To do:
Take every line from the listing below that contains "JSON".

------ Task input ------

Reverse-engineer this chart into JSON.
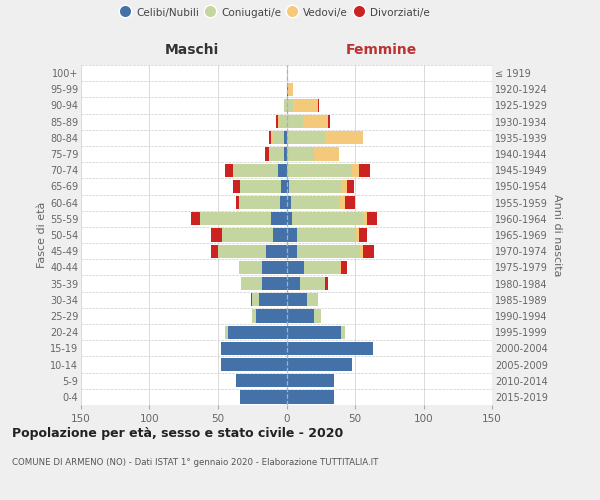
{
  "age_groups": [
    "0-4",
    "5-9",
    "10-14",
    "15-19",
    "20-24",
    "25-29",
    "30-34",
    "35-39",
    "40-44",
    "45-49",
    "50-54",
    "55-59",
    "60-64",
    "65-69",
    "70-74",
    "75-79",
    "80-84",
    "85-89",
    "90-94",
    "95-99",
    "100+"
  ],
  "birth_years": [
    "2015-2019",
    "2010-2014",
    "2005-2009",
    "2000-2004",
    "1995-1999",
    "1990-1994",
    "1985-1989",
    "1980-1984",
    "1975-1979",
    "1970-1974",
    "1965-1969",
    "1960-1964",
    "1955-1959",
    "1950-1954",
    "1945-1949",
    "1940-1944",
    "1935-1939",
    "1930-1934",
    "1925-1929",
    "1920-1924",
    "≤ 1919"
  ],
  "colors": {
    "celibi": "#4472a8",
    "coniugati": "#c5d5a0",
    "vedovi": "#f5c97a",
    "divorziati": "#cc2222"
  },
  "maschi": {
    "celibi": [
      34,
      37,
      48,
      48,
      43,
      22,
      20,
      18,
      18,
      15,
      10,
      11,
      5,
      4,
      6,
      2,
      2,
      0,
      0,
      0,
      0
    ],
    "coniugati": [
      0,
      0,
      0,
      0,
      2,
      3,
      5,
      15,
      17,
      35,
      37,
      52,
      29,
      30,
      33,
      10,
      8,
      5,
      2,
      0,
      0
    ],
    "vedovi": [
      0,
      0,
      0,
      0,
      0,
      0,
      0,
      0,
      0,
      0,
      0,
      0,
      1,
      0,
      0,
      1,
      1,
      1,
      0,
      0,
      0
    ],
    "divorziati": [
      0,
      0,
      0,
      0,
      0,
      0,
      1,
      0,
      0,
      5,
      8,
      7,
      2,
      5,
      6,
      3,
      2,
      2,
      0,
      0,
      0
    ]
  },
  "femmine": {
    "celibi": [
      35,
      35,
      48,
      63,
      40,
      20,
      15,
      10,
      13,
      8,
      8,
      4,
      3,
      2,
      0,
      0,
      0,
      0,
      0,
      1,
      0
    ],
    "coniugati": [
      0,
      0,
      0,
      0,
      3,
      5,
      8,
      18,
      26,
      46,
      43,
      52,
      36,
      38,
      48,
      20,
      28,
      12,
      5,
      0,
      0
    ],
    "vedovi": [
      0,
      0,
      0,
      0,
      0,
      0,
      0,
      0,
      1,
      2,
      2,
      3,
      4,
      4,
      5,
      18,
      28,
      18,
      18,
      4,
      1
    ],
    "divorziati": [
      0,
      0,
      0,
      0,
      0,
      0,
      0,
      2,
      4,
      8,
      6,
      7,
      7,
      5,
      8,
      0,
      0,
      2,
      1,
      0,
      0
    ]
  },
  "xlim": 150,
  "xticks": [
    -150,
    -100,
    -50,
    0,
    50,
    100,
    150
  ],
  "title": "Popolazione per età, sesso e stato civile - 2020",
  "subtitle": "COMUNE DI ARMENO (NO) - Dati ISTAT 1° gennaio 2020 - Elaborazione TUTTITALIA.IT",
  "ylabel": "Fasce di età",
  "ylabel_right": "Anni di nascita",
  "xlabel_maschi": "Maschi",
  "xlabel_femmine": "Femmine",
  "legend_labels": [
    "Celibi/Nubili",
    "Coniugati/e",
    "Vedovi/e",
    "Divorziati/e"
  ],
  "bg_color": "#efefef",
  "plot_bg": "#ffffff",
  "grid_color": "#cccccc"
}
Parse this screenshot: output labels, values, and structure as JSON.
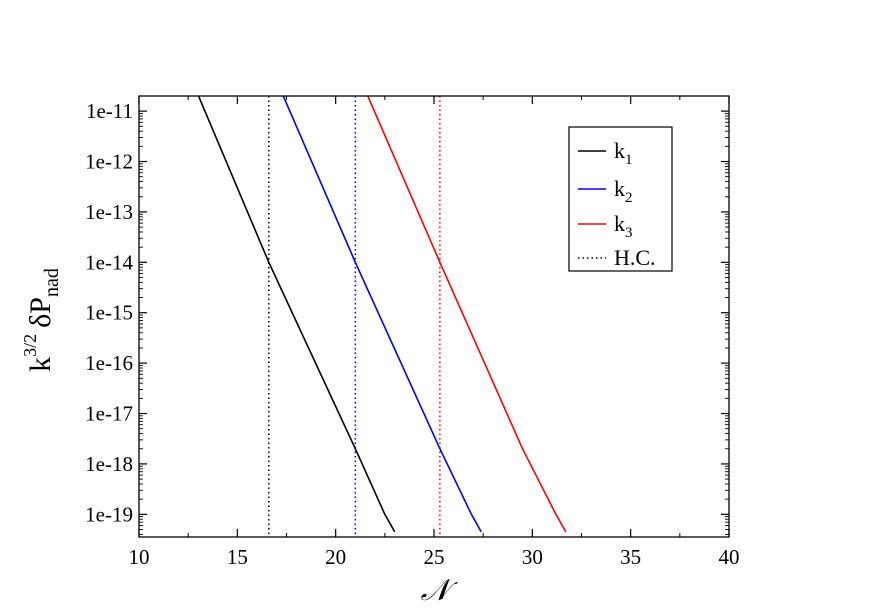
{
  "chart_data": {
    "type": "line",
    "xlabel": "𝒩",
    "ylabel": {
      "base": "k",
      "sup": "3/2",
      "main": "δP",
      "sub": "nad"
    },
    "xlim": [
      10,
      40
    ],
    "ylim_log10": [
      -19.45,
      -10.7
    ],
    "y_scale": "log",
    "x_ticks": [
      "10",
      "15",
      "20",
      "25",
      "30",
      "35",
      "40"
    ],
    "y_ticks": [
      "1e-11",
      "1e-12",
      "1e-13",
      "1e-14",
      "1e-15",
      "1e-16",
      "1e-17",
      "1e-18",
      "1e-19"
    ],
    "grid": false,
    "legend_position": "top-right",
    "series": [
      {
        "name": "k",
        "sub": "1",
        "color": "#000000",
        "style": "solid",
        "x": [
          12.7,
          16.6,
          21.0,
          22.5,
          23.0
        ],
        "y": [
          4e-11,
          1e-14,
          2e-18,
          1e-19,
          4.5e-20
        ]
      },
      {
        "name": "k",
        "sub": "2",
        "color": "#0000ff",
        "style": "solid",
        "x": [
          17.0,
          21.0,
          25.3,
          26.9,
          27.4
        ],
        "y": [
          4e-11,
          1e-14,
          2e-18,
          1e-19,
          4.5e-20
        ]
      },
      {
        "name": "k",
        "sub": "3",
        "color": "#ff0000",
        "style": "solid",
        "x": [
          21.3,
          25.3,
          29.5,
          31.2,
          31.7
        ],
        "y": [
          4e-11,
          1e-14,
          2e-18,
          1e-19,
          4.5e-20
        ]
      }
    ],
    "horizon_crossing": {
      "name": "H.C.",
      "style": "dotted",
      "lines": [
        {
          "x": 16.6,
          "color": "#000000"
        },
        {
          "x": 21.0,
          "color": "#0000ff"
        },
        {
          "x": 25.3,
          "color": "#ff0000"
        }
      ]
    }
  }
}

------
------ Task input ------

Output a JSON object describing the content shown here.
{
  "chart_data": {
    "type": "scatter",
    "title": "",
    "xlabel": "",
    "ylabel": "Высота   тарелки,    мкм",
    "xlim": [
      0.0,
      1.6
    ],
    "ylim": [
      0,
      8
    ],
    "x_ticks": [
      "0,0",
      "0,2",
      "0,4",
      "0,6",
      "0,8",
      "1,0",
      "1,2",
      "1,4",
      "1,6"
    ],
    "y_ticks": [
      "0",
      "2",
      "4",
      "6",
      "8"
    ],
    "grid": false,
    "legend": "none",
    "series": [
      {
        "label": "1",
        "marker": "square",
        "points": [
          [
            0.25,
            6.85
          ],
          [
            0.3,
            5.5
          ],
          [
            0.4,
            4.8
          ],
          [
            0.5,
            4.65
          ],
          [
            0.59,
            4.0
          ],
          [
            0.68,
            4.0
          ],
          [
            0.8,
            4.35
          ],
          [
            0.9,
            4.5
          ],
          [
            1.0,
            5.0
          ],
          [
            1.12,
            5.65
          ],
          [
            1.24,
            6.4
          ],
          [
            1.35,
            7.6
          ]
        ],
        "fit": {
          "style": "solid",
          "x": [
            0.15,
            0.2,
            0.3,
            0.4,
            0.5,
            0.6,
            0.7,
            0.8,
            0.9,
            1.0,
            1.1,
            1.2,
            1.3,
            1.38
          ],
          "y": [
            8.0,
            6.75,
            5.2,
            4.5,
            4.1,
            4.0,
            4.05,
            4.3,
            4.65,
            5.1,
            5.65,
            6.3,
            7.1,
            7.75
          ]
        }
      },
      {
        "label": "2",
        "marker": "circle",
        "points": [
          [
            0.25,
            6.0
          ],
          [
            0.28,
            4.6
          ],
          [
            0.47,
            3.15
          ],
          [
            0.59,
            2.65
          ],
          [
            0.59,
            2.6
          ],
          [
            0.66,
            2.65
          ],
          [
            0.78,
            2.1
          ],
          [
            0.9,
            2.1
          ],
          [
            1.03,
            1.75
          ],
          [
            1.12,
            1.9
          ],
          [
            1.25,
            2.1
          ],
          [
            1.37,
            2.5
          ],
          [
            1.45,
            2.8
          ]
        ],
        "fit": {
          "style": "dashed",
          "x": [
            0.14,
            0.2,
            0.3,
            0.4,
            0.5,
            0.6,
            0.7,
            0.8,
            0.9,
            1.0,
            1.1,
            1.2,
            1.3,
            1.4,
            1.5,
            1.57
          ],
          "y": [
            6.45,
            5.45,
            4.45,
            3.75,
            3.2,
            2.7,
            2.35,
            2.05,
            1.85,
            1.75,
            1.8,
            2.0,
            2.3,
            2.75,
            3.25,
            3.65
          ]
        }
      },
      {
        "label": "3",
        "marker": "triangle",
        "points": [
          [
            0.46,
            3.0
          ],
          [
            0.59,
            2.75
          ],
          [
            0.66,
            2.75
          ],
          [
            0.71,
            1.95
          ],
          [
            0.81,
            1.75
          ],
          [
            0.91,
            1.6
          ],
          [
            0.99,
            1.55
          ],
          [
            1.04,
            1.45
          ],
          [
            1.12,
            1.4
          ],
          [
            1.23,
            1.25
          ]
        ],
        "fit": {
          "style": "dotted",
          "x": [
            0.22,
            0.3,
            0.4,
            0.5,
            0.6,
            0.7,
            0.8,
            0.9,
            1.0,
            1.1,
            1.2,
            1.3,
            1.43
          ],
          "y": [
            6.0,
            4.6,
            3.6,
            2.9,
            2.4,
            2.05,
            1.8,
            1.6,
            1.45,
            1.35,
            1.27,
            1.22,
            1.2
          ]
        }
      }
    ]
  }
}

------

Completed exercise:
Reverse-engineer this chart into JSON.
Parse this screenshot: output labels, values, and structure as JSON.
Output a JSON object describing the content shown here.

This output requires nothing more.